[BEGIN Given records]

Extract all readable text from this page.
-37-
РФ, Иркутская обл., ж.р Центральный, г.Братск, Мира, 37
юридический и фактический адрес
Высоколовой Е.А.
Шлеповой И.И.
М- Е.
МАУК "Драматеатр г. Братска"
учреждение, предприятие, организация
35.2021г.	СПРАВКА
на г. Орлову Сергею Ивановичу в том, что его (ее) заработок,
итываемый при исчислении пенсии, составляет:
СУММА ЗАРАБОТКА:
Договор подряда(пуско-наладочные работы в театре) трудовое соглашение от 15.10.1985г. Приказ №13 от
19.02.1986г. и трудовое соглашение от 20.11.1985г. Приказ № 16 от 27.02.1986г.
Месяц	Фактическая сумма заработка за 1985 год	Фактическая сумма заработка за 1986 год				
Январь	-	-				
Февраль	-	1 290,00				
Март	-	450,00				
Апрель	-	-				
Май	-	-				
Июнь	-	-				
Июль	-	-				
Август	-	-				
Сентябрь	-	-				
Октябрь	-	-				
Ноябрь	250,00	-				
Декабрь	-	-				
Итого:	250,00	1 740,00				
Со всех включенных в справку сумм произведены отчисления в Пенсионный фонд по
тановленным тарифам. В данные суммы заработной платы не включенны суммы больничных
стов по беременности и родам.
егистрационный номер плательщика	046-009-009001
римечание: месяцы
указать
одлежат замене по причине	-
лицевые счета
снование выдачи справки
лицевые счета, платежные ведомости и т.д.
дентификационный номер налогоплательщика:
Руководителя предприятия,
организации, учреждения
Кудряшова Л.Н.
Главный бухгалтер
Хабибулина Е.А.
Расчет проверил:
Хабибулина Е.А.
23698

[END Given records]

*Request*.
Each record must be repeated exactly as it is.

*Task response*.
Extract all readable text from this page.
-37-
РФ, Иркутская обл., ж.р Центральный, г.Братск, Мира, 37
юридический и фактический адрес
Высоколовой Е.А.
Шлеповой И.И.
М- Е.
МАУК "Драматеатр г. Братска"
учреждение, предприятие, организация
35.2021г.	СПРАВКА
на г. Орлову Сергею Ивановичу в том, что его (ее) заработок,
итываемый при исчислении пенсии, составляет:
СУММА ЗАРАБОТКА:
Договор подряда(пуско-наладочные работы в театре) трудовое соглашение от 15.10.1985г. Приказ №13 от
19.02.1986г. и трудовое соглашение от 20.11.1985г. Приказ № 16 от 27.02.1986г.
Месяц	Фактическая сумма заработка за 1985 год	Фактическая сумма заработка за 1986 год				
Январь	-	-				
Февраль	-	1 290,00				
Март	-	450,00				
Апрель	-	-				
Май	-	-				
Июнь	-	-				
Июль	-	-				
Август	-	-				
Сентябрь	-	-				
Октябрь	-	-				
Ноябрь	250,00	-				
Декабрь	-	-				
Итого:	250,00	1 740,00				
Со всех включенных в справку сумм произведены отчисления в Пенсионный фонд по
тановленным тарифам. В данные суммы заработной платы не включенны суммы больничных
стов по беременности и родам.
егистрационный номер плательщика	046-009-009001
римечание: месяцы
указать
одлежат замене по причине	-
лицевые счета
снование выдачи справки
лицевые счета, платежные ведомости и т.д.
дентификационный номер налогоплательщика:
Руководителя предприятия,
организации, учреждения
Кудряшова Л.Н.
Главный бухгалтер
Хабибулина Е.А.
Расчет проверил:
Хабибулина Е.А.
23698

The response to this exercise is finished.